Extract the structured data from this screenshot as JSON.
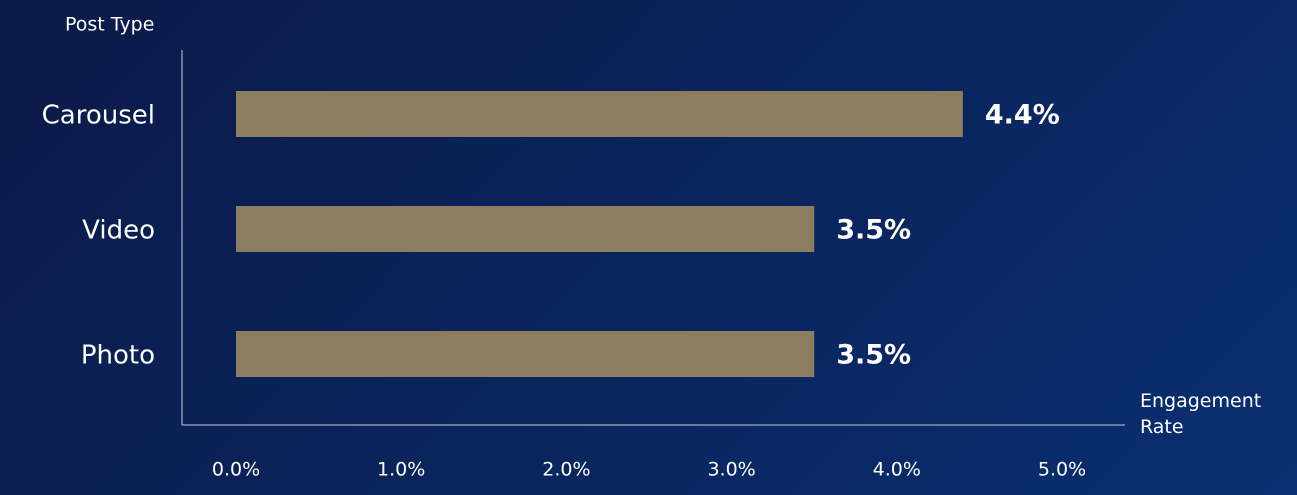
{
  "chart_data": {
    "type": "bar",
    "orientation": "horizontal",
    "y_axis_label": "Post Type",
    "x_axis_label": "Engagement Rate",
    "categories": [
      "Carousel",
      "Video",
      "Photo"
    ],
    "values": [
      4.4,
      3.5,
      3.5
    ],
    "value_labels": [
      "4.4%",
      "3.5%",
      "3.5%"
    ],
    "color": "#8b7d5f",
    "xlim": [
      0,
      5
    ],
    "xticks": [
      {
        "value": 0,
        "label": "0.0%"
      },
      {
        "value": 1,
        "label": "1.0%"
      },
      {
        "value": 2,
        "label": "2.0%"
      },
      {
        "value": 3,
        "label": "3.0%"
      },
      {
        "value": 4,
        "label": "4.0%"
      },
      {
        "value": 5,
        "label": "5.0%"
      }
    ],
    "grid": false
  }
}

********************

- Work required
Copy the entries exactly. Leave out the images.

- Final result
Extract the structured data from this screenshot as JSON.
{
  "chart_data": {
    "type": "bar",
    "orientation": "horizontal",
    "y_axis_label": "Post Type",
    "x_axis_label": "Engagement Rate",
    "categories": [
      "Carousel",
      "Video",
      "Photo"
    ],
    "values": [
      4.4,
      3.5,
      3.5
    ],
    "value_labels": [
      "4.4%",
      "3.5%",
      "3.5%"
    ],
    "color": "#8b7d5f",
    "xlim": [
      0,
      5
    ],
    "xticks": [
      {
        "value": 0,
        "label": "0.0%"
      },
      {
        "value": 1,
        "label": "1.0%"
      },
      {
        "value": 2,
        "label": "2.0%"
      },
      {
        "value": 3,
        "label": "3.0%"
      },
      {
        "value": 4,
        "label": "4.0%"
      },
      {
        "value": 5,
        "label": "5.0%"
      }
    ],
    "grid": false
  }
}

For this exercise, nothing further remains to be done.